**RECORDS PROVIDED**
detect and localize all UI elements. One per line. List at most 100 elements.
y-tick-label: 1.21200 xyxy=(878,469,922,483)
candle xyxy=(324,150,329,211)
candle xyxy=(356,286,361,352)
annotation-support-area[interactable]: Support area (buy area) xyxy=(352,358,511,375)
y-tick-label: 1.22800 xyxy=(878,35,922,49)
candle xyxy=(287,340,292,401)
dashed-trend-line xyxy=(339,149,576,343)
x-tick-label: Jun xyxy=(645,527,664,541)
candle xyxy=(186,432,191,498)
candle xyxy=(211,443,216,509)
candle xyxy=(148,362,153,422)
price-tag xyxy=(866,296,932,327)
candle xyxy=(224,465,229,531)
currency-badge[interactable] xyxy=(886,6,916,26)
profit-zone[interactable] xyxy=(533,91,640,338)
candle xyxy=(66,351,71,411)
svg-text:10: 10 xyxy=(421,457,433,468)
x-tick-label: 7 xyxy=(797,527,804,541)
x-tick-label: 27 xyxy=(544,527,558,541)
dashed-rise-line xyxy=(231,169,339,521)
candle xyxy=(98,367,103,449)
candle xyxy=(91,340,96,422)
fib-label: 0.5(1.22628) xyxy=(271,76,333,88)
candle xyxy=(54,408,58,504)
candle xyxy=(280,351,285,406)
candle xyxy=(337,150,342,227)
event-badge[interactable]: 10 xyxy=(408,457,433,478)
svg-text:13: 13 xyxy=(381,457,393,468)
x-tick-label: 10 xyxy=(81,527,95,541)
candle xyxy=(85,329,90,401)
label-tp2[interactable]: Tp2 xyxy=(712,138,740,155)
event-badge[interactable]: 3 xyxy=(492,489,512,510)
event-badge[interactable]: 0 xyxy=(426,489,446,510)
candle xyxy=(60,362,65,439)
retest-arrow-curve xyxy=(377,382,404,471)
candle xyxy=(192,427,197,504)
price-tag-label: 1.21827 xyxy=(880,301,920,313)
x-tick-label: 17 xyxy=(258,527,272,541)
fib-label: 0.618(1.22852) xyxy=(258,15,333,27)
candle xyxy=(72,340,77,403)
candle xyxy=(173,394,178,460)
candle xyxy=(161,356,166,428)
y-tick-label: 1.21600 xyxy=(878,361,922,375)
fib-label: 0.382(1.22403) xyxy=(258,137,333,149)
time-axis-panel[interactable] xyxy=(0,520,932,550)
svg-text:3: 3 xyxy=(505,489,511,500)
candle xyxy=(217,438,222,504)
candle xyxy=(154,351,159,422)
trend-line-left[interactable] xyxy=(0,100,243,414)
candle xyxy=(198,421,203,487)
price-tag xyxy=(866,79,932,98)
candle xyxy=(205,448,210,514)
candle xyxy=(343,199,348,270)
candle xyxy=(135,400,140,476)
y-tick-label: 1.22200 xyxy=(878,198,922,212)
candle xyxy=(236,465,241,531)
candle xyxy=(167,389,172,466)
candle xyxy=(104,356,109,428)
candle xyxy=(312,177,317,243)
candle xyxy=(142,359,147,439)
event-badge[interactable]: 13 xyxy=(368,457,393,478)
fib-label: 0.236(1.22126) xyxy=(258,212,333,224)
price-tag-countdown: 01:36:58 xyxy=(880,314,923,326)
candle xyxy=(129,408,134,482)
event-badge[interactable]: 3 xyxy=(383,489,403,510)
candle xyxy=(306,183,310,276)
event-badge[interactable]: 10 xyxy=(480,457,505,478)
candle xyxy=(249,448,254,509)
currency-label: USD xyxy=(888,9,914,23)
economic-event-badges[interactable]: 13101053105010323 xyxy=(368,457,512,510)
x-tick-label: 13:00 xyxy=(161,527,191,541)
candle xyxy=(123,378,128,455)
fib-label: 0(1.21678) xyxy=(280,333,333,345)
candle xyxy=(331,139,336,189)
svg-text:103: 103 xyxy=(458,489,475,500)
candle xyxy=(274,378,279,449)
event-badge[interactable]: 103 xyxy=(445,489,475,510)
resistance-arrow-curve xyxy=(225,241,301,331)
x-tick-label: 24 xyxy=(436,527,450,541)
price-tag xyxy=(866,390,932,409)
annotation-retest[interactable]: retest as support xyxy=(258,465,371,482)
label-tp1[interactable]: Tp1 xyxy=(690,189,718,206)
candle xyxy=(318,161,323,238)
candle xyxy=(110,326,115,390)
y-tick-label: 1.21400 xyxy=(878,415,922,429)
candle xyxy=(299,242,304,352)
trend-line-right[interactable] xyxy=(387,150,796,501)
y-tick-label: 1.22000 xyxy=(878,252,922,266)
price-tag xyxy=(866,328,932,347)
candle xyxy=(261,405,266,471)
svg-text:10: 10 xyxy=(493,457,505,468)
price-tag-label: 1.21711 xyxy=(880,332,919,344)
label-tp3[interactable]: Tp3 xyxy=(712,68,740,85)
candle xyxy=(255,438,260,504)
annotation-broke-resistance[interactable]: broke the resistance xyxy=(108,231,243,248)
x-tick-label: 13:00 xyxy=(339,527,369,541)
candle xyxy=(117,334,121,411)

**AIM**
Copy the data above line for line, without changing anything.

**ANSWER TO THE PROBLEM**
detect and localize all UI elements. One per line. List at most 100 elements.
y-tick-label: 1.21200 xyxy=(878,469,922,483)
candle xyxy=(324,150,329,211)
candle xyxy=(356,286,361,352)
annotation-support-area[interactable]: Support area (buy area) xyxy=(352,358,511,375)
y-tick-label: 1.22800 xyxy=(878,35,922,49)
candle xyxy=(287,340,292,401)
dashed-trend-line xyxy=(339,149,576,343)
x-tick-label: Jun xyxy=(645,527,664,541)
candle xyxy=(186,432,191,498)
candle xyxy=(211,443,216,509)
candle xyxy=(148,362,153,422)
price-tag xyxy=(866,296,932,327)
candle xyxy=(224,465,229,531)
currency-badge[interactable] xyxy=(886,6,916,26)
profit-zone[interactable] xyxy=(533,91,640,338)
candle xyxy=(66,351,71,411)
svg-text:10: 10 xyxy=(421,457,433,468)
x-tick-label: 7 xyxy=(797,527,804,541)
x-tick-label: 27 xyxy=(544,527,558,541)
dashed-rise-line xyxy=(231,169,339,521)
candle xyxy=(98,367,103,449)
candle xyxy=(91,340,96,422)
fib-label: 0.5(1.22628) xyxy=(271,76,333,88)
candle xyxy=(54,408,58,504)
candle xyxy=(280,351,285,406)
candle xyxy=(337,150,342,227)
event-badge[interactable]: 10 xyxy=(408,457,433,478)
svg-text:13: 13 xyxy=(381,457,393,468)
x-tick-label: 10 xyxy=(81,527,95,541)
candle xyxy=(85,329,90,401)
label-tp2[interactable]: Tp2 xyxy=(712,138,740,155)
event-badge[interactable]: 3 xyxy=(492,489,512,510)
event-badge[interactable]: 0 xyxy=(426,489,446,510)
candle xyxy=(60,362,65,439)
retest-arrow-curve xyxy=(377,382,404,471)
candle xyxy=(192,427,197,504)
price-tag-label: 1.21827 xyxy=(880,301,920,313)
x-tick-label: 17 xyxy=(258,527,272,541)
fib-label: 0.618(1.22852) xyxy=(258,15,333,27)
candle xyxy=(72,340,77,403)
candle xyxy=(173,394,178,460)
candle xyxy=(161,356,166,428)
y-tick-label: 1.21600 xyxy=(878,361,922,375)
fib-label: 0.382(1.22403) xyxy=(258,137,333,149)
time-axis-panel[interactable] xyxy=(0,520,932,550)
svg-text:3: 3 xyxy=(505,489,511,500)
candle xyxy=(217,438,222,504)
candle xyxy=(154,351,159,422)
trend-line-left[interactable] xyxy=(0,100,243,414)
candle xyxy=(198,421,203,487)
price-tag xyxy=(866,79,932,98)
candle xyxy=(205,448,210,514)
candle xyxy=(343,199,348,270)
candle xyxy=(135,400,140,476)
y-tick-label: 1.22200 xyxy=(878,198,922,212)
candle xyxy=(236,465,241,531)
candle xyxy=(167,389,172,466)
candle xyxy=(104,356,109,428)
candle xyxy=(312,177,317,243)
candle xyxy=(142,359,147,439)
event-badge[interactable]: 13 xyxy=(368,457,393,478)
fib-label: 0.236(1.22126) xyxy=(258,212,333,224)
price-tag-countdown: 01:36:58 xyxy=(880,314,923,326)
candle xyxy=(129,408,134,482)
event-badge[interactable]: 3 xyxy=(383,489,403,510)
candle xyxy=(306,183,310,276)
event-badge[interactable]: 10 xyxy=(480,457,505,478)
candle xyxy=(249,448,254,509)
currency-label: USD xyxy=(888,9,914,23)
economic-event-badges[interactable]: 13101053105010323 xyxy=(368,457,512,510)
x-tick-label: 13:00 xyxy=(161,527,191,541)
candle xyxy=(123,378,128,455)
fib-label: 0(1.21678) xyxy=(280,333,333,345)
candle xyxy=(331,139,336,189)
svg-text:103: 103 xyxy=(458,489,475,500)
candle xyxy=(274,378,279,449)
event-badge[interactable]: 103 xyxy=(445,489,475,510)
resistance-arrow-curve xyxy=(225,241,301,331)
x-tick-label: 24 xyxy=(436,527,450,541)
price-tag xyxy=(866,390,932,409)
annotation-retest[interactable]: retest as support xyxy=(258,465,371,482)
label-tp1[interactable]: Tp1 xyxy=(690,189,718,206)
candle xyxy=(318,161,323,238)
candle xyxy=(110,326,115,390)
y-tick-label: 1.21400 xyxy=(878,415,922,429)
candle xyxy=(299,242,304,352)
trend-line-right[interactable] xyxy=(387,150,796,501)
y-tick-label: 1.22000 xyxy=(878,252,922,266)
price-tag xyxy=(866,328,932,347)
candle xyxy=(261,405,266,471)
svg-text:10: 10 xyxy=(493,457,505,468)
price-tag-label: 1.21711 xyxy=(880,332,919,344)
label-tp3[interactable]: Tp3 xyxy=(712,68,740,85)
candle xyxy=(255,438,260,504)
annotation-broke-resistance[interactable]: broke the resistance xyxy=(108,231,243,248)
x-tick-label: 13:00 xyxy=(339,527,369,541)
candle xyxy=(117,334,121,411)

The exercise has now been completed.